**What is required**
Return the listing below verbatim. Pictures do not belong in the copy.

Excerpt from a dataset
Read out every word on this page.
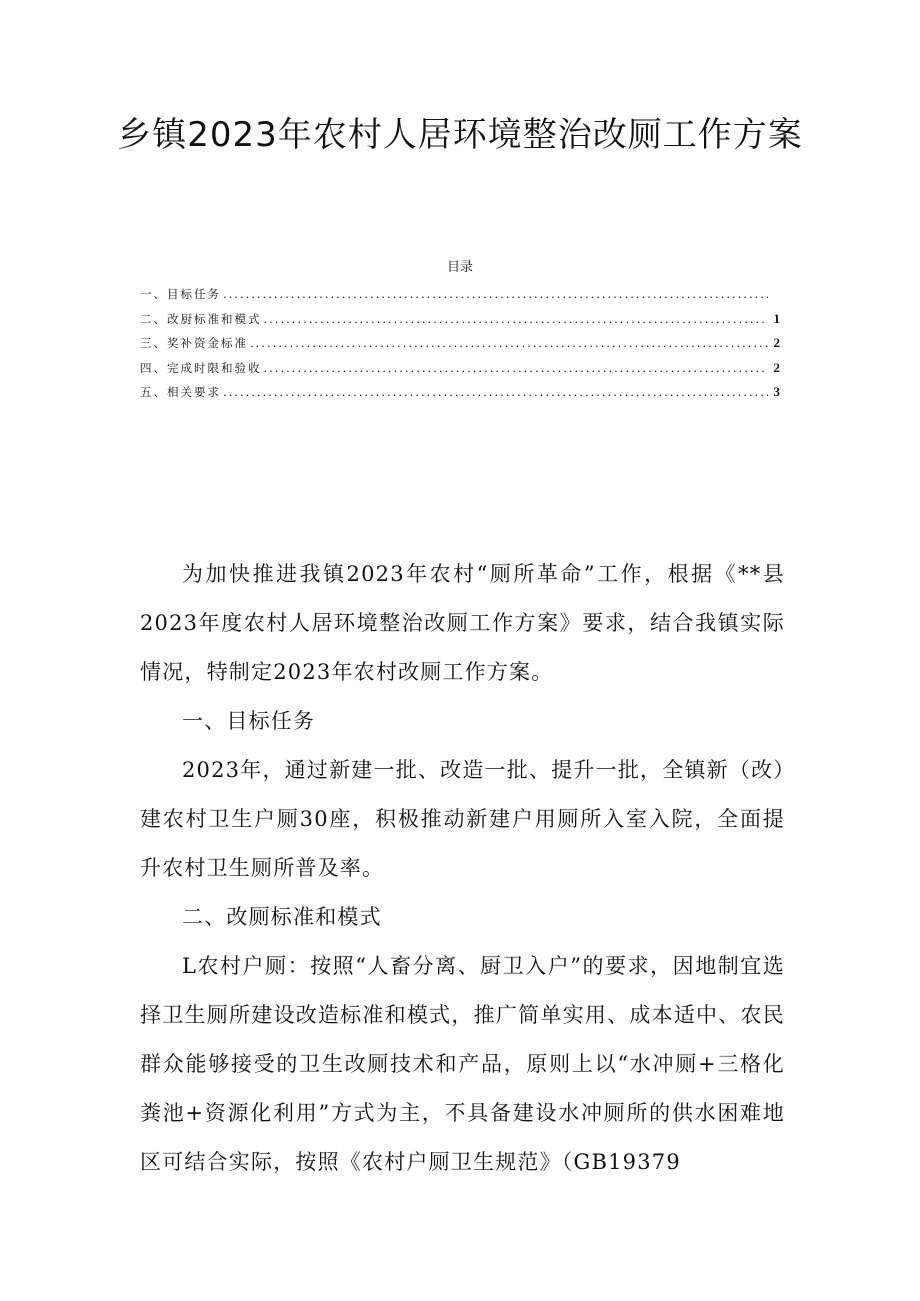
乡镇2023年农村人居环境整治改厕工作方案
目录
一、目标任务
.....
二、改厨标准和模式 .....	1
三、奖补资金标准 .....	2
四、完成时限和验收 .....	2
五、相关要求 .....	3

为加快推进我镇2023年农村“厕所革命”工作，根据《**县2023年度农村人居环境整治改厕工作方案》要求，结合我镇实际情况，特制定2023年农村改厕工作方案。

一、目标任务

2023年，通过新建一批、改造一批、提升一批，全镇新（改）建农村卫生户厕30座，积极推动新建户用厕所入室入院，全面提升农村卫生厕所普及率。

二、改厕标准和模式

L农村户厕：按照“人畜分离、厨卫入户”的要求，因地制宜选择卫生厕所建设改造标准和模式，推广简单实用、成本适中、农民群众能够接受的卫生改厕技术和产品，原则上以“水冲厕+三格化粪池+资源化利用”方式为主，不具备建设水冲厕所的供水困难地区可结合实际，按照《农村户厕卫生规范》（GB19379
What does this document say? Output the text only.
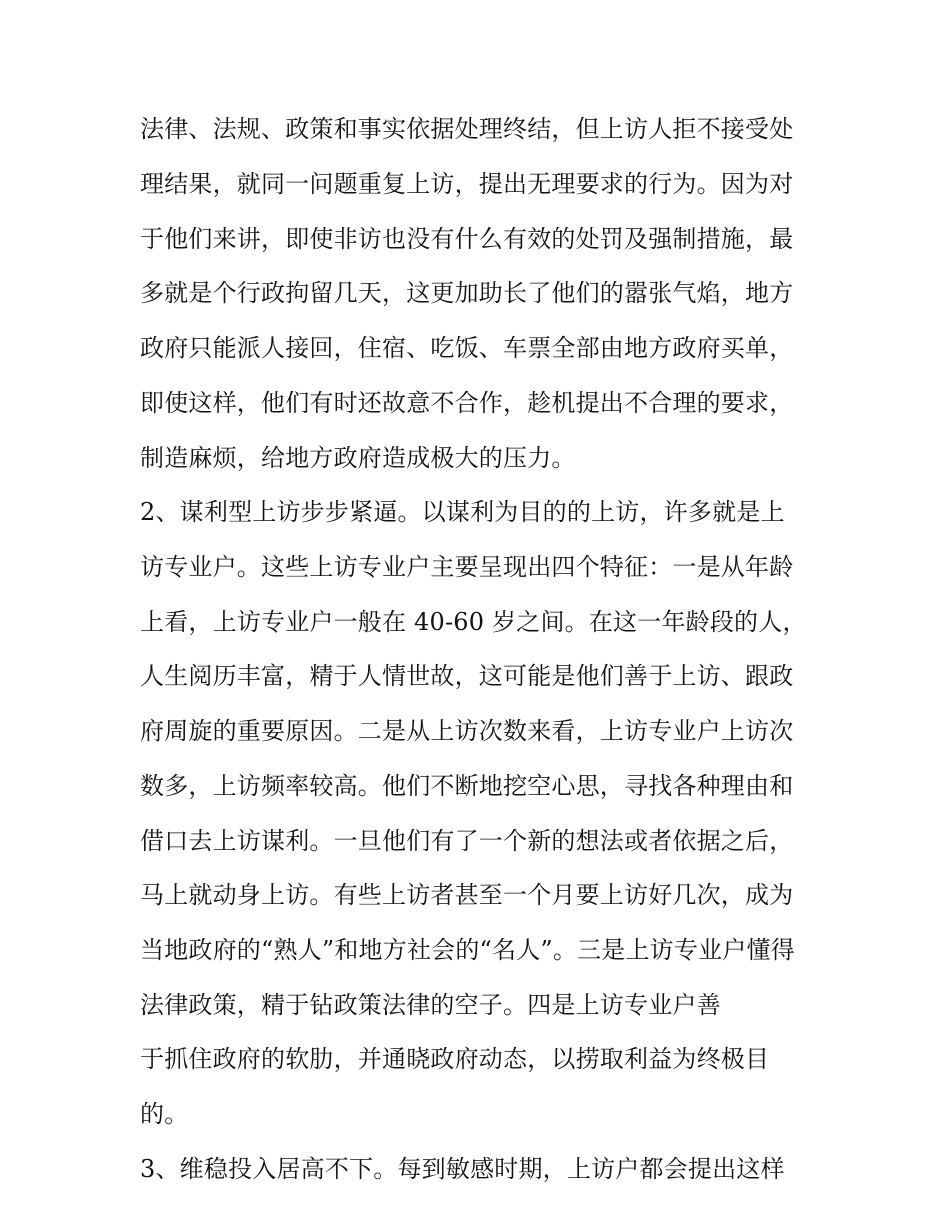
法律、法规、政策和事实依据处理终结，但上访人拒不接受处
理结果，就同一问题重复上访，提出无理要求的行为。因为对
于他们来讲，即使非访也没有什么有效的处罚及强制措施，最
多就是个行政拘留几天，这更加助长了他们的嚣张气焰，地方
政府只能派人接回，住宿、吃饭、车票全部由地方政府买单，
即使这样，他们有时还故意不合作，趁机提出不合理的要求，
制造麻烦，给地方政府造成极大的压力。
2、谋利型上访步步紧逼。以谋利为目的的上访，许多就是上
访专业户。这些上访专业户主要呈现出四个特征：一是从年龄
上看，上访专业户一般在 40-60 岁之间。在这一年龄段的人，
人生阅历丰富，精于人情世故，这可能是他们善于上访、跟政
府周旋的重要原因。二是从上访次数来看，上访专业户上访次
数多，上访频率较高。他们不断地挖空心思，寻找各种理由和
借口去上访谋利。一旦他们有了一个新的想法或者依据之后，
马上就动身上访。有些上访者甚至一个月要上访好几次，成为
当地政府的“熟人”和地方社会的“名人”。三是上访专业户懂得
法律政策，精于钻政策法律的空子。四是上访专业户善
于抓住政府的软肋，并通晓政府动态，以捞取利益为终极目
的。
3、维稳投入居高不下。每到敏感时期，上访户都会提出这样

**Result below**
Read out every word on this page.
乡镇2023年农村人居环境整治改厕工作方案
目录
一、目标任务
.....
二、改厨标准和模式 .....	1
三、奖补资金标准 .....	2
四、完成时限和验收 .....	2
五、相关要求 .....	3

为加快推进我镇2023年农村“厕所革命”工作，根据《**县2023年度农村人居环境整治改厕工作方案》要求，结合我镇实际情况，特制定2023年农村改厕工作方案。

一、目标任务

2023年，通过新建一批、改造一批、提升一批，全镇新（改）建农村卫生户厕30座，积极推动新建户用厕所入室入院，全面提升农村卫生厕所普及率。

二、改厕标准和模式

L农村户厕：按照“人畜分离、厨卫入户”的要求，因地制宜选择卫生厕所建设改造标准和模式，推广简单实用、成本适中、农民群众能够接受的卫生改厕技术和产品，原则上以“水冲厕+三格化粪池+资源化利用”方式为主，不具备建设水冲厕所的供水困难地区可结合实际，按照《农村户厕卫生规范》（GB19379
What does this document say? Output the text only.
法律、法规、政策和事实依据处理终结，但上访人拒不接受处
理结果，就同一问题重复上访，提出无理要求的行为。因为对
于他们来讲，即使非访也没有什么有效的处罚及强制措施，最
多就是个行政拘留几天，这更加助长了他们的嚣张气焰，地方
政府只能派人接回，住宿、吃饭、车票全部由地方政府买单，
即使这样，他们有时还故意不合作，趁机提出不合理的要求，
制造麻烦，给地方政府造成极大的压力。
2、谋利型上访步步紧逼。以谋利为目的的上访，许多就是上
访专业户。这些上访专业户主要呈现出四个特征：一是从年龄
上看，上访专业户一般在 40-60 岁之间。在这一年龄段的人，
人生阅历丰富，精于人情世故，这可能是他们善于上访、跟政
府周旋的重要原因。二是从上访次数来看，上访专业户上访次
数多，上访频率较高。他们不断地挖空心思，寻找各种理由和
借口去上访谋利。一旦他们有了一个新的想法或者依据之后，
马上就动身上访。有些上访者甚至一个月要上访好几次，成为
当地政府的“熟人”和地方社会的“名人”。三是上访专业户懂得
法律政策，精于钻政策法律的空子。四是上访专业户善
于抓住政府的软肋，并通晓政府动态，以捞取利益为终极目
的。
3、维稳投入居高不下。每到敏感时期，上访户都会提出这样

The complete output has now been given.